(Recorded data)
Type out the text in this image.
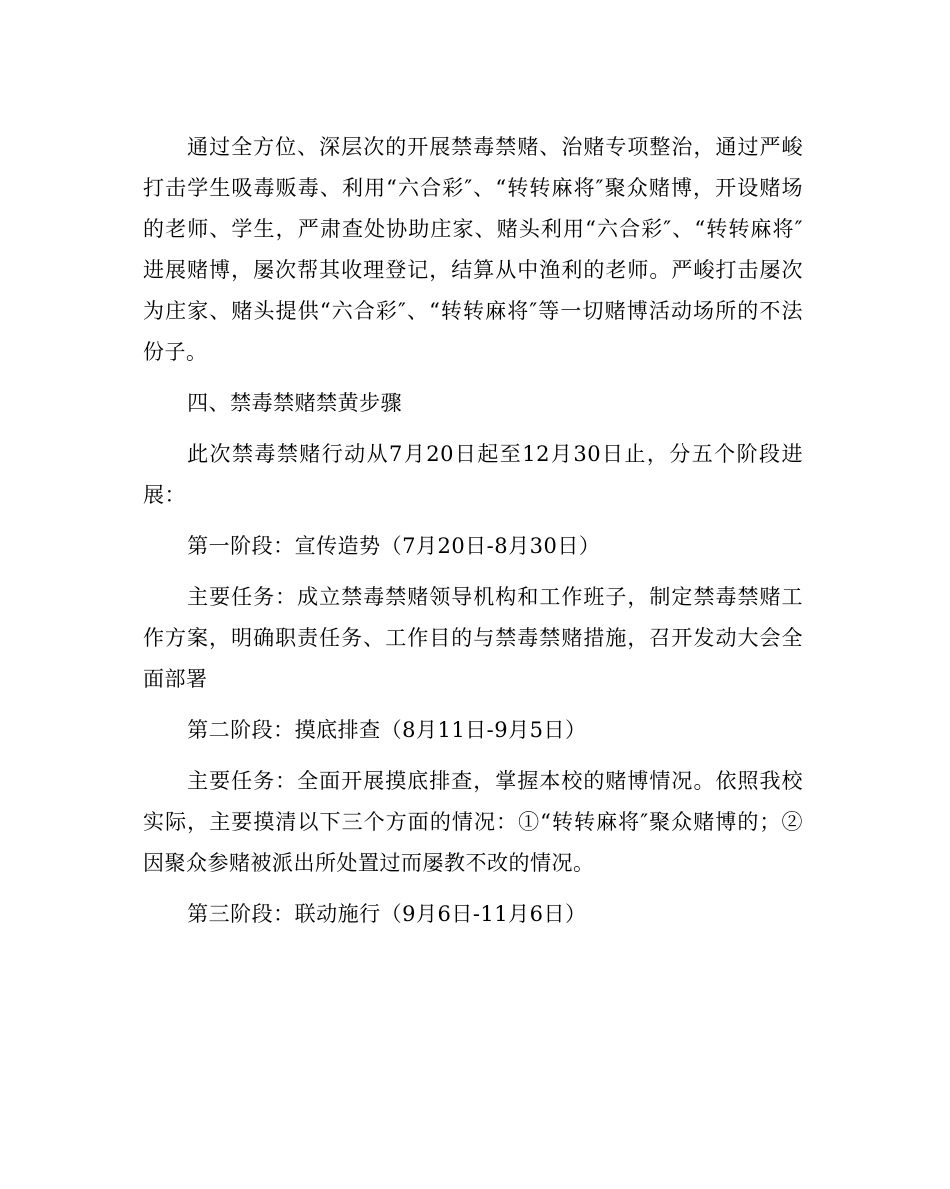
通过全方位、深层次的开展禁毒禁赌、治赌专项整治，通过严峻打击学生吸毒贩毒、利用“六合彩″、“转转麻将″聚众赌博，开设赌场的老师、学生，严肃查处协助庄家、赌头利用“六合彩″、“转转麻将″进展赌博，屡次帮其收理登记，结算从中渔利的老师。严峻打击屡次为庄家、赌头提供“六合彩″、“转转麻将″等一切赌博活动场所的不法份子。

四、禁毒禁赌禁黄步骤

此次禁毒禁赌行动从7月20日起至12月30日止，分五个阶段进展：

第一阶段：宣传造势（7月20日-8月30日）

主要任务：成立禁毒禁赌领导机构和工作班子，制定禁毒禁赌工作方案，明确职责任务、工作目的与禁毒禁赌措施，召开发动大会全面部署

第二阶段：摸底排查（8月11日-9月5日）

主要任务：全面开展摸底排查，掌握本校的赌博情况。依照我校实际，主要摸清以下三个方面的情况：①“转转麻将″聚众赌博的；②因聚众参赌被派出所处置过而屡教不改的情况。

第三阶段：联动施行（9月6日-11月6日）
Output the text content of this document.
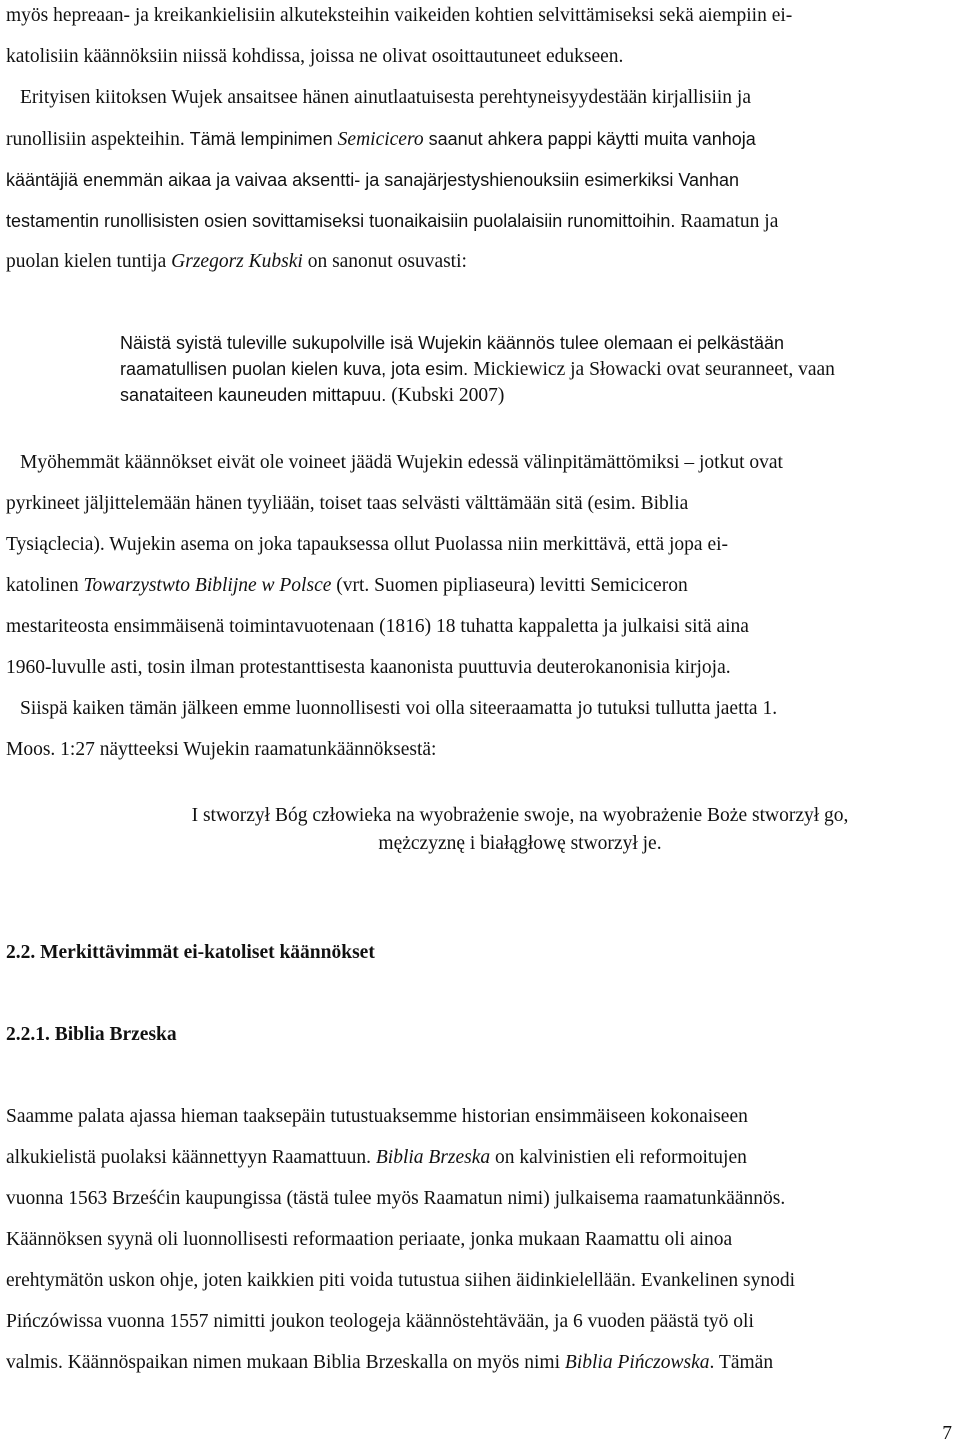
myös hepreaan- ja kreikankielisiin alkuteksteihin vaikeiden kohtien selvittämiseksi sekä aiempiin ei-
katolisiin käännöksiin niissä kohdissa, joissa ne olivat osoittautuneet edukseen.
Erityisen kiitoksen Wujek ansaitsee hänen ainutlaatuisesta perehtyneisyydestään kirjallisiin ja
runollisiin aspekteihin. Tämä lempinimen Semicicero saanut ahkera pappi käytti muita vanhoja
kääntäjiä enemmän aikaa ja vaivaa aksentti- ja sanajärjestyshienouksiin esimerkiksi Vanhan
testamentin runollisisten osien sovittamiseksi tuonaikaisiin puolalaisiin runomittoihin. Raamatun ja
puolan kielen tuntija Grzegorz Kubski on sanonut osuvasti:
Näistä syistä tuleville sukupolville isä Wujekin käännös tulee olemaan ei pelkästään
raamatullisen puolan kielen kuva, jota esim. Mickiewicz ja Słowacki ovat seuranneet, vaan
sanataiteen kauneuden mittapuu. (Kubski 2007)
Myöhemmät käännökset eivät ole voineet jäädä Wujekin edessä välinpitämättömiksi – jotkut ovat
pyrkineet jäljittelemään hänen tyyliään, toiset taas selvästi välttämään sitä (esim. Biblia
Tysiąclecia). Wujekin asema on joka tapauksessa ollut Puolassa niin merkittävä, että jopa ei-
katolinen Towarzystwto Biblijne w Polsce (vrt. Suomen pipliaseura) levitti Semiciceron
mestariteosta ensimmäisenä toimintavuotenaan (1816) 18 tuhatta kappaletta ja julkaisi sitä aina
1960-luvulle asti, tosin ilman protestanttisesta kaanonista puuttuvia deuterokanonisia kirjoja.
Siispä kaiken tämän jälkeen emme luonnollisesti voi olla siteeraamatta jo tutuksi tullutta jaetta 1.
Moos. 1:27 näytteeksi Wujekin raamatunkäännöksestä:
I stworzył Bóg człowieka na wyobrażenie swoje, na wyobrażenie Boże stworzył go,
mężczyznę i białągłowę stworzył je.
2.2. Merkittävimmät ei-katoliset käännökset
2.2.1. Biblia Brzeska
Saamme palata ajassa hieman taaksepäin tutustuaksemme historian ensimmäiseen kokonaiseen
alkukielistä puolaksi käännettyyn Raamattuun. Biblia Brzeska on kalvinistien eli reformoitujen
vuonna 1563 Brześćin kaupungissa (tästä tulee myös Raamatun nimi) julkaisema raamatunkäännös.
Käännöksen syynä oli luonnollisesti reformaation periaate, jonka mukaan Raamattu oli ainoa
erehtymätön uskon ohje, joten kaikkien piti voida tutustua siihen äidinkielellään. Evankelinen synodi
Pińczówissa vuonna 1557 nimitti joukon teologeja käännöstehtävään, ja 6 vuoden päästä työ oli
valmis. Käännöspaikan nimen mukaan Biblia Brzeskalla on myös nimi Biblia Pińczowska. Tämän
7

→ Exercise task
Find the string "stworzył" in the records, then copy each line where it occurs.

→ Task response
I stworzył Bóg człowieka na wyobrażenie swoje, na wyobrażenie Boże stworzył go,
mężczyznę i białągłowę stworzył je.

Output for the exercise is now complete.